Prompt: Scan the material below for the string "text", and copy every line where it shows up.

Entries taken from a collection:
* START *
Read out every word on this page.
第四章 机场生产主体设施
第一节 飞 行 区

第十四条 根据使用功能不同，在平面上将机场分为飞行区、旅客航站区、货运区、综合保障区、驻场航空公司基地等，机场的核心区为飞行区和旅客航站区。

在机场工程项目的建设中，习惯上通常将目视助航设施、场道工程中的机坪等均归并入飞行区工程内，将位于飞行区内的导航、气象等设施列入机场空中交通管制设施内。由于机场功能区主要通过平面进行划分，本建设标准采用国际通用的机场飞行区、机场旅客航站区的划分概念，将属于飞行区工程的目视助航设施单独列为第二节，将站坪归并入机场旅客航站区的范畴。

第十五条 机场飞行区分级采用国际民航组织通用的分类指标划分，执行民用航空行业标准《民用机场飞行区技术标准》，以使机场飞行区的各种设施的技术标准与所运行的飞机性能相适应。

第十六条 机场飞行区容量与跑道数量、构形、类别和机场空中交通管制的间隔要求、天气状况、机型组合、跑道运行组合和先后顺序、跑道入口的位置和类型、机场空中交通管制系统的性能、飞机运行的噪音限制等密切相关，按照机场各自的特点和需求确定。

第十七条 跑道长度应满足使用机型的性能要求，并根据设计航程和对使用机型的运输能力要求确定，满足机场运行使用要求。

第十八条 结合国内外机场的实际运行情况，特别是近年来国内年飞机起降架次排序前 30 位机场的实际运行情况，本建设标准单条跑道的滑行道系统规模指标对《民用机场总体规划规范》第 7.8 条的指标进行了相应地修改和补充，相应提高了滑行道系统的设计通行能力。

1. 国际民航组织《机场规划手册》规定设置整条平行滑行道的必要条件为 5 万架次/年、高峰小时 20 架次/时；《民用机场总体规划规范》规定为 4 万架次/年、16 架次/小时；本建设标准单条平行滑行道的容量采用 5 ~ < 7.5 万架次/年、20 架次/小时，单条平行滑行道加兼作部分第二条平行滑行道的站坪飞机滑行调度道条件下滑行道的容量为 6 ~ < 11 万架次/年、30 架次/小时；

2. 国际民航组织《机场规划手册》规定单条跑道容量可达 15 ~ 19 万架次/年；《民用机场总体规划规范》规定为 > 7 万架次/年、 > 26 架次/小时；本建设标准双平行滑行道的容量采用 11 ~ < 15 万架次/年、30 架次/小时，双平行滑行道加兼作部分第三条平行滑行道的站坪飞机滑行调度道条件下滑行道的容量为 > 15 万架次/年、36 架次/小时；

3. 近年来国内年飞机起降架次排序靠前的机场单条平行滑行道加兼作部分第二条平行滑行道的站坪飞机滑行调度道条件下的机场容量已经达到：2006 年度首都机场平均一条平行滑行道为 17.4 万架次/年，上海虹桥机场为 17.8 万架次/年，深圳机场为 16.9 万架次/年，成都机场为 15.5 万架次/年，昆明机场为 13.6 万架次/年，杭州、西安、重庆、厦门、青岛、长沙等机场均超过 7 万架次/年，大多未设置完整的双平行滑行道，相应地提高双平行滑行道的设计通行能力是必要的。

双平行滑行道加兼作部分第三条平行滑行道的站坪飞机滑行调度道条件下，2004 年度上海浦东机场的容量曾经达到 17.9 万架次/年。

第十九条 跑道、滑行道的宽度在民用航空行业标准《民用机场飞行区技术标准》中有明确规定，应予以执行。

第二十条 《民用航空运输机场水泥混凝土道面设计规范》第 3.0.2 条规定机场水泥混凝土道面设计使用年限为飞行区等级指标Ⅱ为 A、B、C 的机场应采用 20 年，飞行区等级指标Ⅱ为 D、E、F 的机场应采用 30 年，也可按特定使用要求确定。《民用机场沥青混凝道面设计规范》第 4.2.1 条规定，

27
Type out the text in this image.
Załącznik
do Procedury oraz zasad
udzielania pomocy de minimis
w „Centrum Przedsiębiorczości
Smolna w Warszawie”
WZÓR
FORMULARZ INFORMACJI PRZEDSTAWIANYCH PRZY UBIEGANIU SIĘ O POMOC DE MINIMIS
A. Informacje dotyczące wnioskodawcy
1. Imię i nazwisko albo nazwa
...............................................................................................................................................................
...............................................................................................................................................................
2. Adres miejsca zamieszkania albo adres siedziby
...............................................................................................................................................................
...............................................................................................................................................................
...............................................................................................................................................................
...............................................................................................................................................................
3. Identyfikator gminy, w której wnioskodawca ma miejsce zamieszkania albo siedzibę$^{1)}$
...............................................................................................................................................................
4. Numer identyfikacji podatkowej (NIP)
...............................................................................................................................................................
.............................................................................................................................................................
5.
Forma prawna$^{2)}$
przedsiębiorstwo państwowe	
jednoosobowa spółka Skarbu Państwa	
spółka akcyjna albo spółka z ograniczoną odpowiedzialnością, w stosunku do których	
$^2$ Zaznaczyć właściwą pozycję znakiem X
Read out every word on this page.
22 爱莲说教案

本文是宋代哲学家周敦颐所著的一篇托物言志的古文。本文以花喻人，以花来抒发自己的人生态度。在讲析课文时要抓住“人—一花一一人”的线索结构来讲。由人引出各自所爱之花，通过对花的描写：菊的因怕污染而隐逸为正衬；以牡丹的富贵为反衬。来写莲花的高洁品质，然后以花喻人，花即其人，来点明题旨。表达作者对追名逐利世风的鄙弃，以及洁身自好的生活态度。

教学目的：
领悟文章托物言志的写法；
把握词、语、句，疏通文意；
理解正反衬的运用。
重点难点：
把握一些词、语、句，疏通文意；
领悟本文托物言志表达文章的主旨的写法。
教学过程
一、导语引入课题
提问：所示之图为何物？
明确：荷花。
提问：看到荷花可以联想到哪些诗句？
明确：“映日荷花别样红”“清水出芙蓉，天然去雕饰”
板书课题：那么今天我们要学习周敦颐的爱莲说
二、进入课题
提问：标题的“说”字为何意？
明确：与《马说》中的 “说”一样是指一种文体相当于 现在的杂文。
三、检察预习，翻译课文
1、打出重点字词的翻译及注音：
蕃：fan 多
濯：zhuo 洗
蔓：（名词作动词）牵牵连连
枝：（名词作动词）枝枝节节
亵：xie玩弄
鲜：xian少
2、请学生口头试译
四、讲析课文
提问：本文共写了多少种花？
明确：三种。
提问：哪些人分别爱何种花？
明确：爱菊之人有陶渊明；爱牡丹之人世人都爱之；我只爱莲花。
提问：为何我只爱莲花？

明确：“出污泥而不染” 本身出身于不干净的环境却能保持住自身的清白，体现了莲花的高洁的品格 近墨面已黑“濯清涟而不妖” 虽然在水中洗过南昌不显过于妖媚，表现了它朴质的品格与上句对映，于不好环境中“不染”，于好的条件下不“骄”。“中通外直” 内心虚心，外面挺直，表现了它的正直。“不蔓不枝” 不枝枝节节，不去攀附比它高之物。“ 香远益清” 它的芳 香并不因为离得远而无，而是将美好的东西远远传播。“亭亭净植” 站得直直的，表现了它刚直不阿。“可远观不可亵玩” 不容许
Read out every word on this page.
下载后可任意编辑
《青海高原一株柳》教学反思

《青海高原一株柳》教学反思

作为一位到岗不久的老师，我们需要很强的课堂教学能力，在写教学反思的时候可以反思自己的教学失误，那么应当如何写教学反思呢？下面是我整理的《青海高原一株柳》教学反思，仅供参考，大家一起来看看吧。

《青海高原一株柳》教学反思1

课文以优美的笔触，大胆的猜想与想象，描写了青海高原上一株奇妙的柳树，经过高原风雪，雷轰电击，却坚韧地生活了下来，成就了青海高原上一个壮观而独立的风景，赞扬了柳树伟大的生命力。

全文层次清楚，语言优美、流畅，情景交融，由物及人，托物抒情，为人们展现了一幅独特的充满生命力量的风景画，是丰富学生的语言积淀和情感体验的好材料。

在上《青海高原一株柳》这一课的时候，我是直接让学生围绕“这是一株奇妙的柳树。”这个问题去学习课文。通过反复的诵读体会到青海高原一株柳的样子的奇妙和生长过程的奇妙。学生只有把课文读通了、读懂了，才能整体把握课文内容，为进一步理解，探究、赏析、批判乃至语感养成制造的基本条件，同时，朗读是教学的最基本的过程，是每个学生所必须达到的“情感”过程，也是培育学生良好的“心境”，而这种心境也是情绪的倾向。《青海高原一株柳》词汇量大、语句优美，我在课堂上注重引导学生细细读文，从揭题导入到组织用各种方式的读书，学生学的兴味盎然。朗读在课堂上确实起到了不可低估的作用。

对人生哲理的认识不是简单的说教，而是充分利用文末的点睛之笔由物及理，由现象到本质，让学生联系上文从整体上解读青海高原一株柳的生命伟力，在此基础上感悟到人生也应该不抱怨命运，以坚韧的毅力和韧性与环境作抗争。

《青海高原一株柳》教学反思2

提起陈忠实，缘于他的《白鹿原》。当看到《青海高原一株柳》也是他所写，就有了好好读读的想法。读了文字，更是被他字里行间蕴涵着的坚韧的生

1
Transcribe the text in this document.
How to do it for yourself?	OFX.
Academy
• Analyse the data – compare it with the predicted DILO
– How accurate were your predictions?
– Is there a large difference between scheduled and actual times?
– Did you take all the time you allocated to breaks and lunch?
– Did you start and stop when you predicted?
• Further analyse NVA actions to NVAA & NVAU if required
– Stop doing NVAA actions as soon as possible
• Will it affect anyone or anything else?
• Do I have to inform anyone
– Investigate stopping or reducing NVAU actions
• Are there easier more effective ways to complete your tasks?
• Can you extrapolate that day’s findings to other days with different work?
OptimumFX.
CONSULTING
* END *
Solution to this task:
Type out the text in this image.
Transcribe the text in this document.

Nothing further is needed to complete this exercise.